From the entries provided below, copy each line that contains the word "Granada".

======== Extracted information

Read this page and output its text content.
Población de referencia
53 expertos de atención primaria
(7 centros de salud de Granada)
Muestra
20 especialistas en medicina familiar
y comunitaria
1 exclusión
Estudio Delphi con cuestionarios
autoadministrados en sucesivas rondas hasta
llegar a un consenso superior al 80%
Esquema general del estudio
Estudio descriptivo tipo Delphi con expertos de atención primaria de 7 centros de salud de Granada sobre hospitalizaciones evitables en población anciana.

================

Solution to this task
(7 centros de salud de Granada)
Estudio descriptivo tipo Delphi con expertos de atención primaria de 7 centros de salud de Granada sobre hospitalizaciones evitables en población anciana.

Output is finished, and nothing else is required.